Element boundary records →
— begin —

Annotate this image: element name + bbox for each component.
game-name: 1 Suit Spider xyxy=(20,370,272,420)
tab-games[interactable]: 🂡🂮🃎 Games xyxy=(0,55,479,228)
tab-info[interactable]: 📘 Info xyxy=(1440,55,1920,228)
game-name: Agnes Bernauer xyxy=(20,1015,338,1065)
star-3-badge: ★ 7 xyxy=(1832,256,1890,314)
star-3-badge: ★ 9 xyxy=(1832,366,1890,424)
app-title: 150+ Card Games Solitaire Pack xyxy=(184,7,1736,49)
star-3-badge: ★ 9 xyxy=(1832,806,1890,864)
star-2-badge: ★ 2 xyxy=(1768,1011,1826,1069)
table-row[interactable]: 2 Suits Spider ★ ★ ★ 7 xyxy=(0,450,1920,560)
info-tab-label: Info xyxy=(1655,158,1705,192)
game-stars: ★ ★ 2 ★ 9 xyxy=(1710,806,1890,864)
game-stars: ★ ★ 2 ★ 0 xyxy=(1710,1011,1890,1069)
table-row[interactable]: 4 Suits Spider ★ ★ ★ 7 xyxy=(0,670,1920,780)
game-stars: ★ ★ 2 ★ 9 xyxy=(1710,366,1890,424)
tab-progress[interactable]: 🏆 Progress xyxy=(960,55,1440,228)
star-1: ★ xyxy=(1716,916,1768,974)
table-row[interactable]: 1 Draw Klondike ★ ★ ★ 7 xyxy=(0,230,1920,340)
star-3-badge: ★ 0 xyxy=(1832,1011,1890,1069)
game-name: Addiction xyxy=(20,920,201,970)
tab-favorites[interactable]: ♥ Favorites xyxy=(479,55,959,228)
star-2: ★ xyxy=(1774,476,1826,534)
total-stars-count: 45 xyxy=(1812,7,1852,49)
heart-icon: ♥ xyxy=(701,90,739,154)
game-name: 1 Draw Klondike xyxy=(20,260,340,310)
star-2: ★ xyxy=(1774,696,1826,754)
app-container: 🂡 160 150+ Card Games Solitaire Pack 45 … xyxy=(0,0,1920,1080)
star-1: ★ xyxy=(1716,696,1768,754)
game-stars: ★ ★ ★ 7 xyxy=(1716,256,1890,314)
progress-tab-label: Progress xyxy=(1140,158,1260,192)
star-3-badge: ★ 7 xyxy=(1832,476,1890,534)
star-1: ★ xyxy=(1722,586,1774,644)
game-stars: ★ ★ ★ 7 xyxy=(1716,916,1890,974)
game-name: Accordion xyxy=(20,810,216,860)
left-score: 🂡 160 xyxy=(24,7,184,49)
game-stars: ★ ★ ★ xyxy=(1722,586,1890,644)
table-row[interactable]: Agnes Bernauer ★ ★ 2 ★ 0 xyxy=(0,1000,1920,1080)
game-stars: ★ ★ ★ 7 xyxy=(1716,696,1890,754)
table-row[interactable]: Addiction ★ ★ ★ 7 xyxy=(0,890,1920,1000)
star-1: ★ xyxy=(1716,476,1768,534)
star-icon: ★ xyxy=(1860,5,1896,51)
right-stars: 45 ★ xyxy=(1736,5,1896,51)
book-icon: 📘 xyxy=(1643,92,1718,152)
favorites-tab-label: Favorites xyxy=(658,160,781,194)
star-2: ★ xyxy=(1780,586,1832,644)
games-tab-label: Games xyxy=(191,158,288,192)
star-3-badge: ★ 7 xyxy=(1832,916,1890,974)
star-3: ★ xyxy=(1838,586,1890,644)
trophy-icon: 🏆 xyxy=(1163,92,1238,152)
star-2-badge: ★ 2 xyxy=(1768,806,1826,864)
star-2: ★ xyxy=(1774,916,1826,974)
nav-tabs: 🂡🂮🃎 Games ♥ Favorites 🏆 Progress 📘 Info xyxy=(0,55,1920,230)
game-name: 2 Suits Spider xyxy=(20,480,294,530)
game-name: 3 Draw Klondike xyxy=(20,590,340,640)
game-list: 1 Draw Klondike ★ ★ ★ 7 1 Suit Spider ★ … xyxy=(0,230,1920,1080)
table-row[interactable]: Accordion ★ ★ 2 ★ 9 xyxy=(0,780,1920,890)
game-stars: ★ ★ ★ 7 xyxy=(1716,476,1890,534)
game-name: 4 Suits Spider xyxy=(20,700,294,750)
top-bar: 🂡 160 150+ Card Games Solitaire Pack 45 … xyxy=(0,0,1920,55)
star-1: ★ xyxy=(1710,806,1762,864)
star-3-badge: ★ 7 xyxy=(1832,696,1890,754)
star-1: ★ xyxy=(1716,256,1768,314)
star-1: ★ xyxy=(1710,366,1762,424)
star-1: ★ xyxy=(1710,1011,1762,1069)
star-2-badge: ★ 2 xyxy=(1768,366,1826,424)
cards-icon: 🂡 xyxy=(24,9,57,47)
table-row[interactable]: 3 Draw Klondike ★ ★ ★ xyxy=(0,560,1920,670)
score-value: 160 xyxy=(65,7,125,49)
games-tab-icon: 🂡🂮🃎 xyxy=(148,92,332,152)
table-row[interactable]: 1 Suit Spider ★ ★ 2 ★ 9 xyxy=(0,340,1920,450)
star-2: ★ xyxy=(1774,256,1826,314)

— end —

What you should do →
Rewrite all the records with every instance of "Spider" changed to "Scorpion", and keep everything else the same.

Answer to the task →
Annotate this image: element name + bbox for each component.
game-name: 1 Suit Scorpion xyxy=(20,370,272,420)
tab-games[interactable]: 🂡🂮🃎 Games xyxy=(0,55,479,228)
tab-info[interactable]: 📘 Info xyxy=(1440,55,1920,228)
game-name: Agnes Bernauer xyxy=(20,1015,338,1065)
star-3-badge: ★ 7 xyxy=(1832,256,1890,314)
star-3-badge: ★ 9 xyxy=(1832,366,1890,424)
app-title: 150+ Card Games Solitaire Pack xyxy=(184,7,1736,49)
star-3-badge: ★ 9 xyxy=(1832,806,1890,864)
star-2-badge: ★ 2 xyxy=(1768,1011,1826,1069)
table-row[interactable]: 2 Suits Scorpion ★ ★ ★ 7 xyxy=(0,450,1920,560)
info-tab-label: Info xyxy=(1655,158,1705,192)
game-stars: ★ ★ 2 ★ 9 xyxy=(1710,806,1890,864)
game-stars: ★ ★ 2 ★ 0 xyxy=(1710,1011,1890,1069)
table-row[interactable]: 4 Suits Scorpion ★ ★ ★ 7 xyxy=(0,670,1920,780)
game-stars: ★ ★ 2 ★ 9 xyxy=(1710,366,1890,424)
tab-progress[interactable]: 🏆 Progress xyxy=(960,55,1440,228)
star-1: ★ xyxy=(1716,916,1768,974)
table-row[interactable]: 1 Draw Klondike ★ ★ ★ 7 xyxy=(0,230,1920,340)
star-3-badge: ★ 0 xyxy=(1832,1011,1890,1069)
game-name: Addiction xyxy=(20,920,201,970)
tab-favorites[interactable]: ♥ Favorites xyxy=(479,55,959,228)
star-2: ★ xyxy=(1774,476,1826,534)
total-stars-count: 45 xyxy=(1812,7,1852,49)
heart-icon: ♥ xyxy=(701,90,739,154)
game-name: 1 Draw Klondike xyxy=(20,260,340,310)
star-2: ★ xyxy=(1774,696,1826,754)
app-container: 🂡 160 150+ Card Games Solitaire Pack 45 … xyxy=(0,0,1920,1080)
star-1: ★ xyxy=(1716,696,1768,754)
game-stars: ★ ★ ★ 7 xyxy=(1716,256,1890,314)
progress-tab-label: Progress xyxy=(1140,158,1260,192)
star-3-badge: ★ 7 xyxy=(1832,476,1890,534)
star-1: ★ xyxy=(1722,586,1774,644)
game-stars: ★ ★ ★ 7 xyxy=(1716,916,1890,974)
game-name: Accordion xyxy=(20,810,216,860)
left-score: 🂡 160 xyxy=(24,7,184,49)
game-stars: ★ ★ ★ xyxy=(1722,586,1890,644)
table-row[interactable]: Agnes Bernauer ★ ★ 2 ★ 0 xyxy=(0,1000,1920,1080)
game-stars: ★ ★ ★ 7 xyxy=(1716,696,1890,754)
table-row[interactable]: Addiction ★ ★ ★ 7 xyxy=(0,890,1920,1000)
star-1: ★ xyxy=(1716,476,1768,534)
star-icon: ★ xyxy=(1860,5,1896,51)
right-stars: 45 ★ xyxy=(1736,5,1896,51)
book-icon: 📘 xyxy=(1643,92,1718,152)
favorites-tab-label: Favorites xyxy=(658,160,781,194)
star-2: ★ xyxy=(1780,586,1832,644)
games-tab-label: Games xyxy=(191,158,288,192)
star-3-badge: ★ 7 xyxy=(1832,916,1890,974)
star-3: ★ xyxy=(1838,586,1890,644)
trophy-icon: 🏆 xyxy=(1163,92,1238,152)
star-2-badge: ★ 2 xyxy=(1768,806,1826,864)
star-2: ★ xyxy=(1774,916,1826,974)
nav-tabs: 🂡🂮🃎 Games ♥ Favorites 🏆 Progress 📘 Info xyxy=(0,55,1920,230)
game-name: 2 Suits Scorpion xyxy=(20,480,294,530)
game-name: 3 Draw Klondike xyxy=(20,590,340,640)
game-list: 1 Draw Klondike ★ ★ ★ 7 1 Suit Scorpion ★ … xyxy=(0,230,1920,1080)
table-row[interactable]: Accordion ★ ★ 2 ★ 9 xyxy=(0,780,1920,890)
game-stars: ★ ★ ★ 7 xyxy=(1716,476,1890,534)
game-name: 4 Suits Scorpion xyxy=(20,700,294,750)
top-bar: 🂡 160 150+ Card Games Solitaire Pack 45 … xyxy=(0,0,1920,55)
star-1: ★ xyxy=(1710,806,1762,864)
star-3-badge: ★ 7 xyxy=(1832,696,1890,754)
star-1: ★ xyxy=(1716,256,1768,314)
star-1: ★ xyxy=(1710,366,1762,424)
star-1: ★ xyxy=(1710,1011,1762,1069)
star-2-badge: ★ 2 xyxy=(1768,366,1826,424)
cards-icon: 🂡 xyxy=(24,9,57,47)
table-row[interactable]: 3 Draw Klondike ★ ★ ★ xyxy=(0,560,1920,670)
score-value: 160 xyxy=(65,7,125,49)
games-tab-icon: 🂡🂮🃎 xyxy=(148,92,332,152)
table-row[interactable]: 1 Suit Scorpion ★ ★ 2 ★ 9 xyxy=(0,340,1920,450)
star-2: ★ xyxy=(1774,256,1826,314)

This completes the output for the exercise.